Tasks to perform:
a - List every distinct year mentioned in the profile of Jacquie Joseph, in chronological order.
b - Please repeat the profile of Jacquie Joseph word for word, from "Jacquie Joseph is" up to and including "as a contributor.".

Extract to read:
____

Jacquie Joseph is an American former collegiate softball player who is the current head coach at Michigan State. Joseph played college softball at Central Michigan from 1982 to 1985.

Early life and education
Joseph attended school at Central Michigan and played softball for the school from 1982 to 1985. She graduated from Central Michigan in 1985 with a degree in business administration. She went back to Central Michigan and earned her master's degree in business in 1987.

Coaching career

Bowling Green
Joseph was hired in 1989 as Bowling Green's head softball coach. She won 37 games in the 1992 season at Bowling Green, the most in program history.

Michigan State
Joseph was hired by Michigan State in 1994 as head coach of the softball program. In 2016, Joseph was inducted into the National Fastpitch Coaches Association Hall of Fame as a contributor.

____

Recorded information:
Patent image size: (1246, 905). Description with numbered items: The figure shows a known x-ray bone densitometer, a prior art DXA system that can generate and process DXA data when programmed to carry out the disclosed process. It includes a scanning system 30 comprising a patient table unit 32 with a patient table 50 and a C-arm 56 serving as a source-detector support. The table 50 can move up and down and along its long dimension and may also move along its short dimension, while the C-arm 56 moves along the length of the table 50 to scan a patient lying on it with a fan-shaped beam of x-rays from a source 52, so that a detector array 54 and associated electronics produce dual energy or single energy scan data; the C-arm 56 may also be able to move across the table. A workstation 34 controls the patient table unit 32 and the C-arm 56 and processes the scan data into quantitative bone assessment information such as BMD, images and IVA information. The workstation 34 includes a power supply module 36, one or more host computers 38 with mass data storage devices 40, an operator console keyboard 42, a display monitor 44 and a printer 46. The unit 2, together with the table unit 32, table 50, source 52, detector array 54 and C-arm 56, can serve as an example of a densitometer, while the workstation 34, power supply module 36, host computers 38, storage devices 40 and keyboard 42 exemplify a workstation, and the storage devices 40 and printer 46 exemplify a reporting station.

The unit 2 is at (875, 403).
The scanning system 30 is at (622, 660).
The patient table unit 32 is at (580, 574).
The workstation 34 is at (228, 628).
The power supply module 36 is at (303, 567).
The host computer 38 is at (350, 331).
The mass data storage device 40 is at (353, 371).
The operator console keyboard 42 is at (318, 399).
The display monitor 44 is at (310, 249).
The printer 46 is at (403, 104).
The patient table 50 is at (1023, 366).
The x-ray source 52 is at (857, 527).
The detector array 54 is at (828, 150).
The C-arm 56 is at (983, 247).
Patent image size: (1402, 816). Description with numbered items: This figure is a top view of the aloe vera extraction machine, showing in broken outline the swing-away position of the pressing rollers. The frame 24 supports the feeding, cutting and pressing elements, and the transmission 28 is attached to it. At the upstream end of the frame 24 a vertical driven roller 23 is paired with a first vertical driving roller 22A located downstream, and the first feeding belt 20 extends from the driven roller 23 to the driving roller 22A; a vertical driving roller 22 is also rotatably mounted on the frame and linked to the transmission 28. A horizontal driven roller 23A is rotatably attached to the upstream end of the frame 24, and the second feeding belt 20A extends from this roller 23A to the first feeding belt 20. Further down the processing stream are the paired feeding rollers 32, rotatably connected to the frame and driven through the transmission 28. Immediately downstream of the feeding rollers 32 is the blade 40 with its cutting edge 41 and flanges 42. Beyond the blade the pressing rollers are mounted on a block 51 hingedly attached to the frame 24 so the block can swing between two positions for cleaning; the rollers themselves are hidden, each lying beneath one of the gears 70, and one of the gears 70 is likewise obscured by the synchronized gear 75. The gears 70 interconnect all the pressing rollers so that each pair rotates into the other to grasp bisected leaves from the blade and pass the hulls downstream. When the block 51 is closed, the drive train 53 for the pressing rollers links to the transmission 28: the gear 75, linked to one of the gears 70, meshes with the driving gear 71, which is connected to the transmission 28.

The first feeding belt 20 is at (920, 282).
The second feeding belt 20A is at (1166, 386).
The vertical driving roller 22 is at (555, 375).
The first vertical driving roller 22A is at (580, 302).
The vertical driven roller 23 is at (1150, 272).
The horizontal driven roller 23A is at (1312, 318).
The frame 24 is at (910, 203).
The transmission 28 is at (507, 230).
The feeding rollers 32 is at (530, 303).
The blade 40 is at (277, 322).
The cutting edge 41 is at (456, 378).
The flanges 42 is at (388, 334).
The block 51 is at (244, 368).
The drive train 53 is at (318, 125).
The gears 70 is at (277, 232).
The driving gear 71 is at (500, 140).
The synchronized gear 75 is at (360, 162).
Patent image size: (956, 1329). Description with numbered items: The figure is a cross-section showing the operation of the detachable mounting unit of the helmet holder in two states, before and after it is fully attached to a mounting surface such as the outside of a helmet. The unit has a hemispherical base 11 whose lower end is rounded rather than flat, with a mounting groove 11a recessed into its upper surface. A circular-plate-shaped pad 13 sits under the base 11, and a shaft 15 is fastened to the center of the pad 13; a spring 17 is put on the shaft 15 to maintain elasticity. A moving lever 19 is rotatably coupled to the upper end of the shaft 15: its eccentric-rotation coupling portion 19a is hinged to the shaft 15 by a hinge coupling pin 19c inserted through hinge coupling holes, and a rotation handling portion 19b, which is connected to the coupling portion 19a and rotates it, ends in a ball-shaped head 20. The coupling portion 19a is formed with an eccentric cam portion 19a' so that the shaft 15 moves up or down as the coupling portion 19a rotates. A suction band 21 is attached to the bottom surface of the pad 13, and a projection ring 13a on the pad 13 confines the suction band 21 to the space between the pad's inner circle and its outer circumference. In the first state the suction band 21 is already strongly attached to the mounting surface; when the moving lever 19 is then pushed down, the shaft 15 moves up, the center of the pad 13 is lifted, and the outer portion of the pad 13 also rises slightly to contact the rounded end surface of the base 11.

____

Answers below:
a - 1982, 1985, 1987, 1989, 1992, 1994, 2016

b -
Jacquie Joseph is an American former collegiate softball player who is the current head coach at Michigan State. Joseph played college softball at Central Michigan from 1982 to 1985.

Early life and education
Joseph attended school at Central Michigan and played softball for the school from 1982 to 1985. She graduated from Central Michigan in 1985 with a degree in business administration. She went back to Central Michigan and earned her master's degree in business in 1987.

Coaching career

Bowling Green
Joseph was hired in 1989 as Bowling Green's head softball coach. She won 37 games in the 1992 season at Bowling Green, the most in program history.

Michigan State
Joseph was hired by Michigan State in 1994 as head coach of the softball program. In 2016, Joseph was inducted into the National Fastpitch Coaches Association Hall of Fame as a contributor.